— begin Record extracts —

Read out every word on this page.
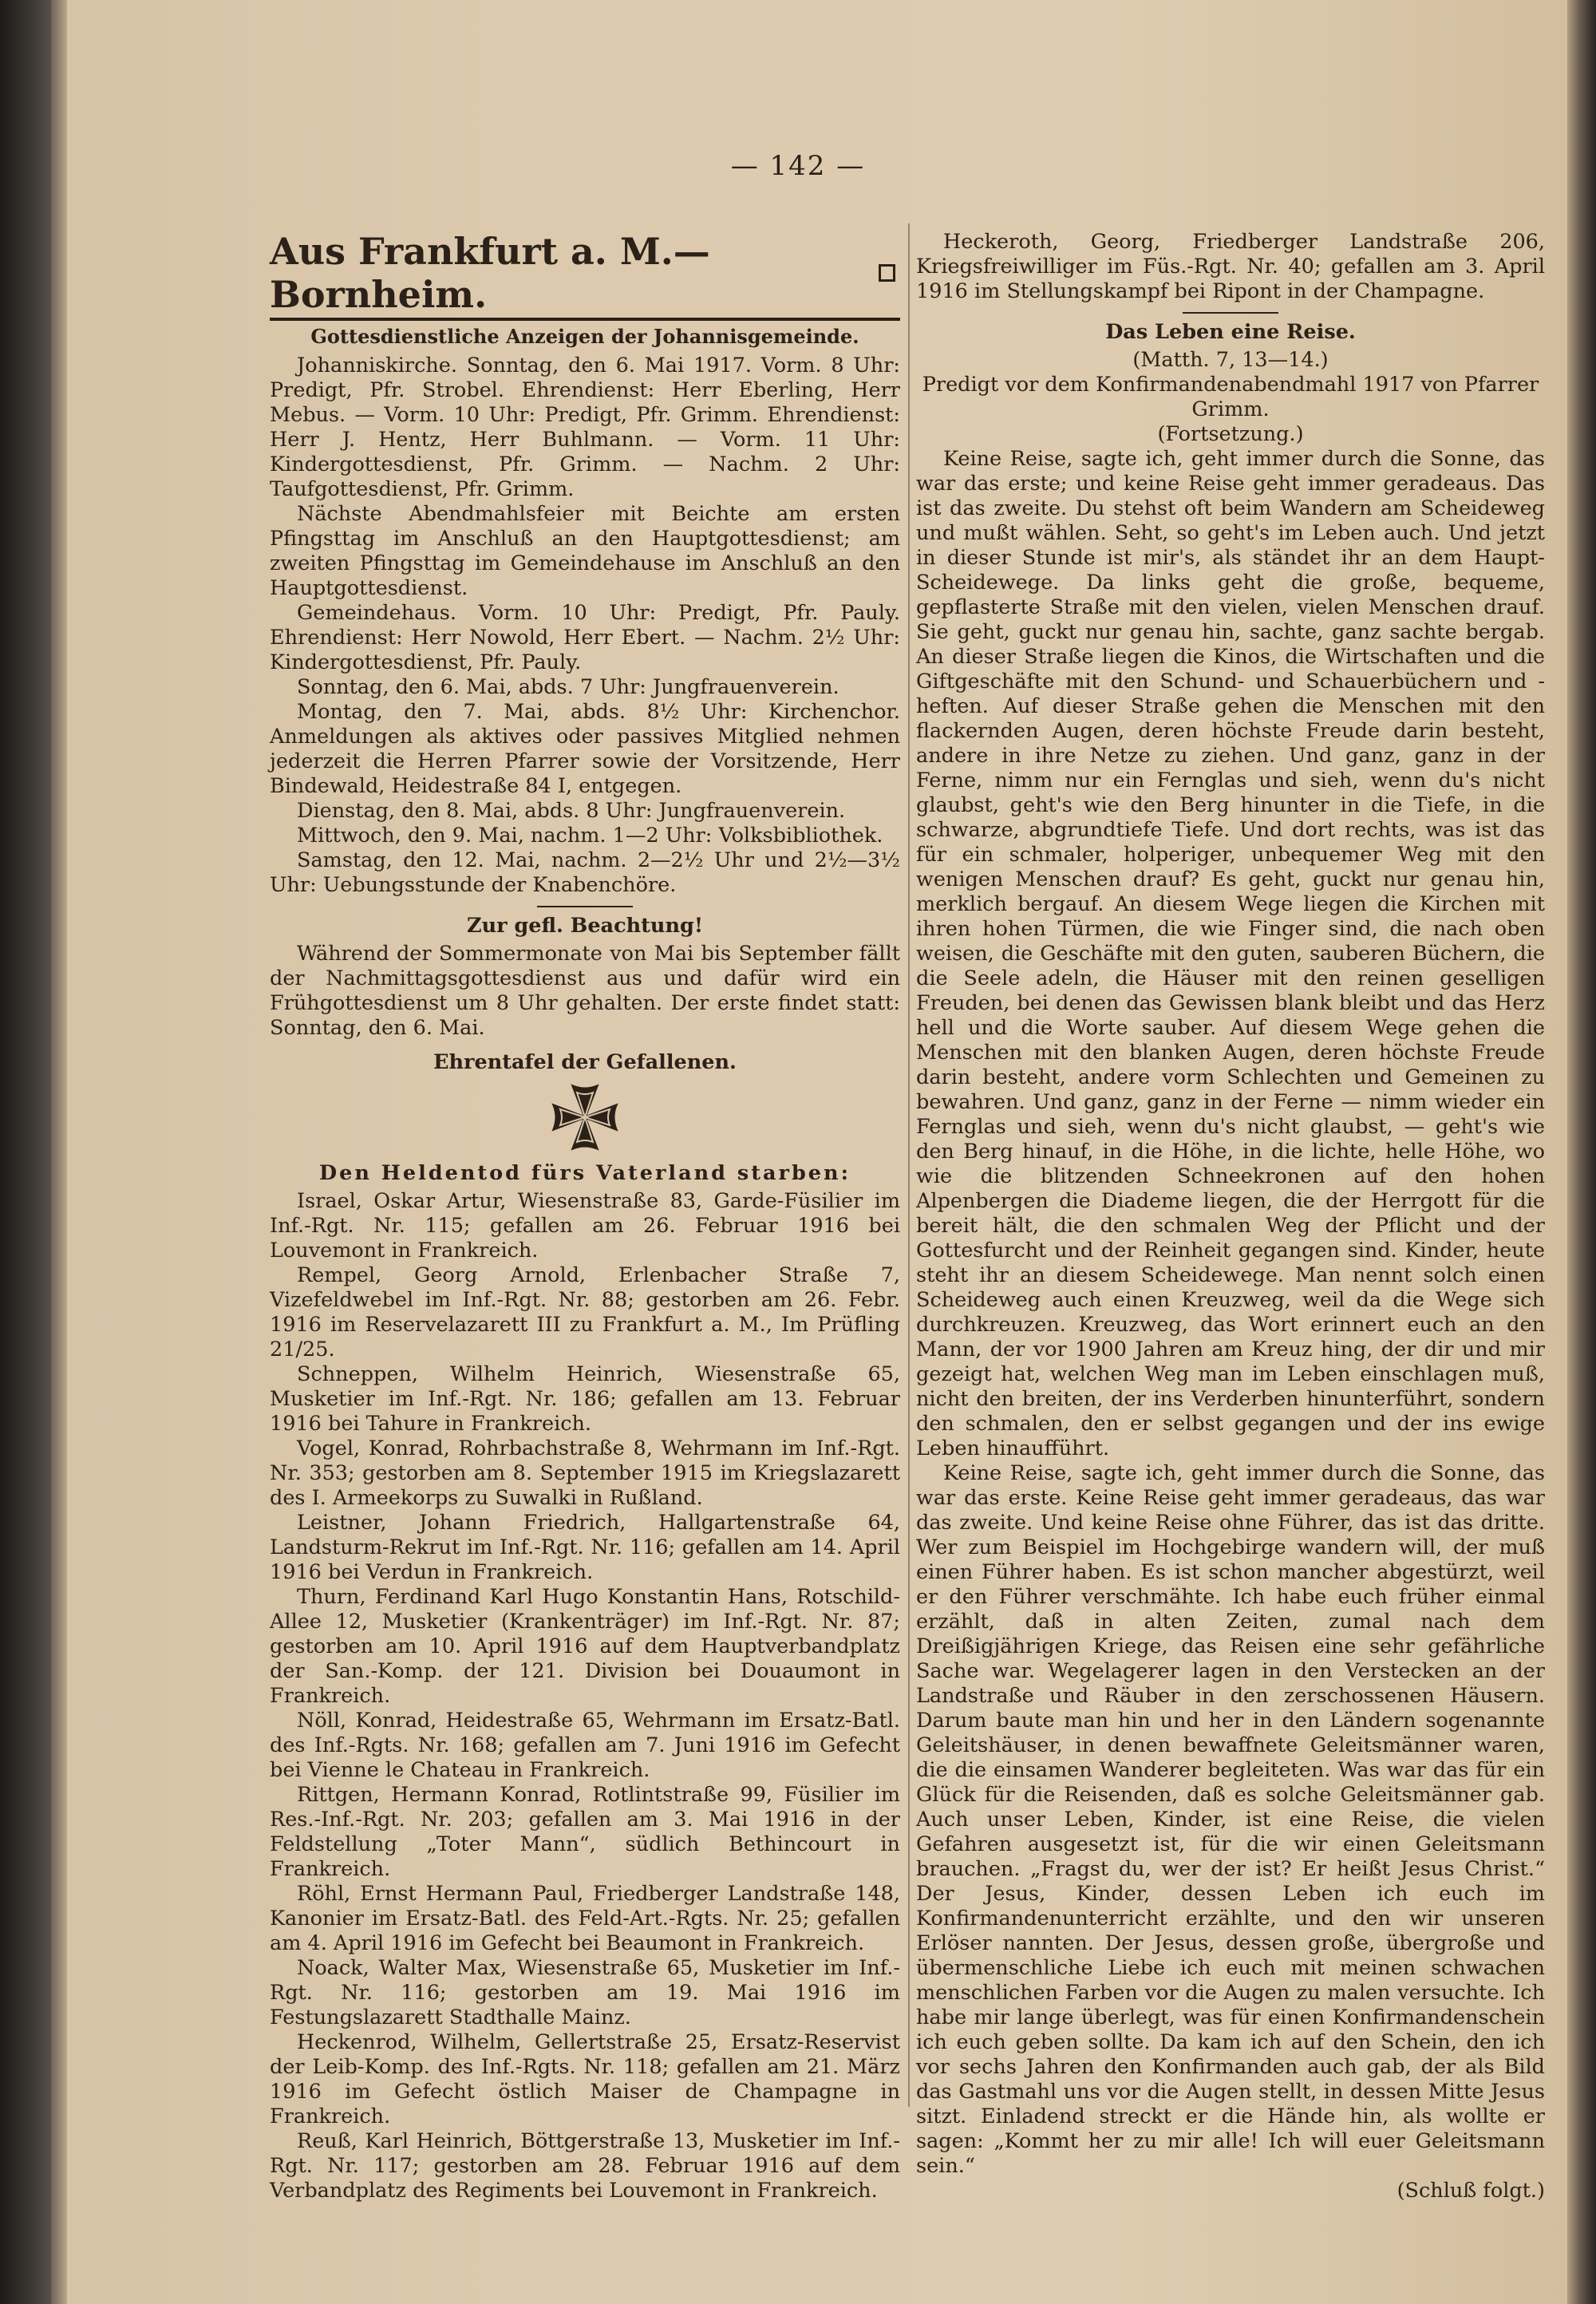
— 142 —
Aus Frankfurt a. M.—Bornheim.
Gottesdienstliche Anzeigen der Johannisgemeinde.

Johanniskirche. Sonntag, den 6. Mai 1917. Vorm. 8 Uhr: Predigt, Pfr. Strobel. Ehrendienst: Herr Eberling, Herr Mebus. — Vorm. 10 Uhr: Predigt, Pfr. Grimm. Ehrendienst: Herr J. Hentz, Herr Buhlmann. — Vorm. 11 Uhr: Kindergottesdienst, Pfr. Grimm. — Nachm. 2 Uhr: Taufgottesdienst, Pfr. Grimm.

Nächste Abendmahlsfeier mit Beichte am ersten Pfingsttag im Anschluß an den Hauptgottesdienst; am zweiten Pfingsttag im Gemeindehause im Anschluß an den Hauptgottesdienst.

Gemeindehaus. Vorm. 10 Uhr: Predigt, Pfr. Pauly. Ehrendienst: Herr Nowold, Herr Ebert. — Nachm. 2½ Uhr: Kindergottesdienst, Pfr. Pauly.

Sonntag, den 6. Mai, abds. 7 Uhr: Jungfrauenverein.

Montag, den 7. Mai, abds. 8½ Uhr: Kirchenchor. Anmeldungen als aktives oder passives Mitglied nehmen jederzeit die Herren Pfarrer sowie der Vorsitzende, Herr Bindewald, Heidestraße 84 I, entgegen.

Dienstag, den 8. Mai, abds. 8 Uhr: Jungfrauenverein.

Mittwoch, den 9. Mai, nachm. 1—2 Uhr: Volksbibliothek.

Samstag, den 12. Mai, nachm. 2—2½ Uhr und 2½—3½ Uhr: Uebungsstunde der Knabenchöre.

Zur gefl. Beachtung!

Während der Sommermonate von Mai bis September fällt der Nachmittagsgottesdienst aus und dafür wird ein Frühgottesdienst um 8 Uhr gehalten. Der erste findet statt: Sonntag, den 6. Mai.

Ehrentafel der Gefallenen.
Den Heldentod fürs Vaterland starben:

Israel, Oskar Artur, Wiesenstraße 83, Garde-Füsilier im Inf.-Rgt. Nr. 115; gefallen am 26. Februar 1916 bei Louvemont in Frankreich.

Rempel, Georg Arnold, Erlenbacher Straße 7, Vizefeldwebel im Inf.-Rgt. Nr. 88; gestorben am 26. Febr. 1916 im Reservelazarett III zu Frankfurt a. M., Im Prüfling 21/25.

Schneppen, Wilhelm Heinrich, Wiesenstraße 65, Musketier im Inf.-Rgt. Nr. 186; gefallen am 13. Februar 1916 bei Tahure in Frankreich.

Vogel, Konrad, Rohrbachstraße 8, Wehrmann im Inf.-Rgt. Nr. 353; gestorben am 8. September 1915 im Kriegslazarett des I. Armeekorps zu Suwalki in Rußland.

Leistner, Johann Friedrich, Hallgartenstraße 64, Landsturm-Rekrut im Inf.-Rgt. Nr. 116; gefallen am 14. April 1916 bei Verdun in Frankreich.

Thurn, Ferdinand Karl Hugo Konstantin Hans, Rotschild-Allee 12, Musketier (Krankenträger) im Inf.-Rgt. Nr. 87; gestorben am 10. April 1916 auf dem Hauptverbandplatz der San.-Komp. der 121. Division bei Douaumont in Frankreich.

Nöll, Konrad, Heidestraße 65, Wehrmann im Ersatz-Batl. des Inf.-Rgts. Nr. 168; gefallen am 7. Juni 1916 im Gefecht bei Vienne le Chateau in Frankreich.

Rittgen, Hermann Konrad, Rotlintstraße 99, Füsilier im Res.-Inf.-Rgt. Nr. 203; gefallen am 3. Mai 1916 in der Feldstellung „Toter Mann“, südlich Bethincourt in Frankreich.

Röhl, Ernst Hermann Paul, Friedberger Landstraße 148, Kanonier im Ersatz-Batl. des Feld-Art.-Rgts. Nr. 25; gefallen am 4. April 1916 im Gefecht bei Beaumont in Frankreich.

Noack, Walter Max, Wiesenstraße 65, Musketier im Inf.-Rgt. Nr. 116; gestorben am 19. Mai 1916 im Festungslazarett Stadthalle Mainz.

Heckenrod, Wilhelm, Gellertstraße 25, Ersatz-Reservist der Leib-Komp. des Inf.-Rgts. Nr. 118; gefallen am 21. März 1916 im Gefecht östlich Maiser de Champagne in Frankreich.

Reuß, Karl Heinrich, Böttgerstraße 13, Musketier im Inf.-Rgt. Nr. 117; gestorben am 28. Februar 1916 auf dem Verbandplatz des Regiments bei Louvemont in Frankreich.

Heckeroth, Georg, Friedberger Landstraße 206, Kriegsfreiwilliger im Füs.-Rgt. Nr. 40; gefallen am 3. April 1916 im Stellungskampf bei Ripont in der Champagne.

Das Leben eine Reise.
(Matth. 7, 13—14.)
Predigt vor dem Konfirmandenabendmahl 1917 von Pfarrer Grimm.
(Fortsetzung.)

Keine Reise, sagte ich, geht immer durch die Sonne, das war das erste; und keine Reise geht immer geradeaus. Das ist das zweite. Du stehst oft beim Wandern am Scheideweg und mußt wählen. Seht, so geht's im Leben auch. Und jetzt in dieser Stunde ist mir's, als ständet ihr an dem Haupt-Scheidewege. Da links geht die große, bequeme, gepflasterte Straße mit den vielen, vielen Menschen drauf. Sie geht, guckt nur genau hin, sachte, ganz sachte bergab. An dieser Straße liegen die Kinos, die Wirtschaften und die Giftgeschäfte mit den Schund- und Schauerbüchern und -heften. Auf dieser Straße gehen die Menschen mit den flackernden Augen, deren höchste Freude darin besteht, andere in ihre Netze zu ziehen. Und ganz, ganz in der Ferne, nimm nur ein Fernglas und sieh, wenn du's nicht glaubst, geht's wie den Berg hinunter in die Tiefe, in die schwarze, abgrundtiefe Tiefe. Und dort rechts, was ist das für ein schmaler, holperiger, unbequemer Weg mit den wenigen Menschen drauf? Es geht, guckt nur genau hin, merklich bergauf. An diesem Wege liegen die Kirchen mit ihren hohen Türmen, die wie Finger sind, die nach oben weisen, die Geschäfte mit den guten, sauberen Büchern, die die Seele adeln, die Häuser mit den reinen geselligen Freuden, bei denen das Gewissen blank bleibt und das Herz hell und die Worte sauber. Auf diesem Wege gehen die Menschen mit den blanken Augen, deren höchste Freude darin besteht, andere vorm Schlechten und Gemeinen zu bewahren. Und ganz, ganz in der Ferne — nimm wieder ein Fernglas und sieh, wenn du's nicht glaubst, — geht's wie den Berg hinauf, in die Höhe, in die lichte, helle Höhe, wo wie die blitzenden Schneekronen auf den hohen Alpenbergen die Diademe liegen, die der Herrgott für die bereit hält, die den schmalen Weg der Pflicht und der Gottesfurcht und der Reinheit gegangen sind. Kinder, heute steht ihr an diesem Scheidewege. Man nennt solch einen Scheideweg auch einen Kreuzweg, weil da die Wege sich durchkreuzen. Kreuzweg, das Wort erinnert euch an den Mann, der vor 1900 Jahren am Kreuz hing, der dir und mir gezeigt hat, welchen Weg man im Leben einschlagen muß, nicht den breiten, der ins Verderben hinunterführt, sondern den schmalen, den er selbst gegangen und der ins ewige Leben hinaufführt.

Keine Reise, sagte ich, geht immer durch die Sonne, das war das erste. Keine Reise geht immer geradeaus, das war das zweite. Und keine Reise ohne Führer, das ist das dritte. Wer zum Beispiel im Hochgebirge wandern will, der muß einen Führer haben. Es ist schon mancher abgestürzt, weil er den Führer verschmähte. Ich habe euch früher einmal erzählt, daß in alten Zeiten, zumal nach dem Dreißigjährigen Kriege, das Reisen eine sehr gefährliche Sache war. Wegelagerer lagen in den Verstecken an der Landstraße und Räuber in den zerschossenen Häusern. Darum baute man hin und her in den Ländern sogenannte Geleitshäuser, in denen bewaffnete Geleitsmänner waren, die die einsamen Wanderer begleiteten. Was war das für ein Glück für die Reisenden, daß es solche Geleitsmänner gab. Auch unser Leben, Kinder, ist eine Reise, die vielen Gefahren ausgesetzt ist, für die wir einen Geleitsmann brauchen. „Fragst du, wer der ist? Er heißt Jesus Christ.“ Der Jesus, Kinder, dessen Leben ich euch im Konfirmandenunterricht erzählte, und den wir unseren Erlöser nannten. Der Jesus, dessen große, übergroße und übermenschliche Liebe ich euch mit meinen schwachen menschlichen Farben vor die Augen zu malen versuchte. Ich habe mir lange überlegt, was für einen Konfirmandenschein ich euch geben sollte. Da kam ich auf den Schein, den ich vor sechs Jahren den Konfirmanden auch gab, der als Bild das Gastmahl uns vor die Augen stellt, in dessen Mitte Jesus sitzt. Einladend streckt er die Hände hin, als wollte er sagen: „Kommt her zu mir alle! Ich will euer Geleitsmann sein.“

(Schluß folgt.)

— end Record extracts —

# Task directions
Nothing but a number is needed here: how many lines hold the string "Wilhelm"?

# Written solution
2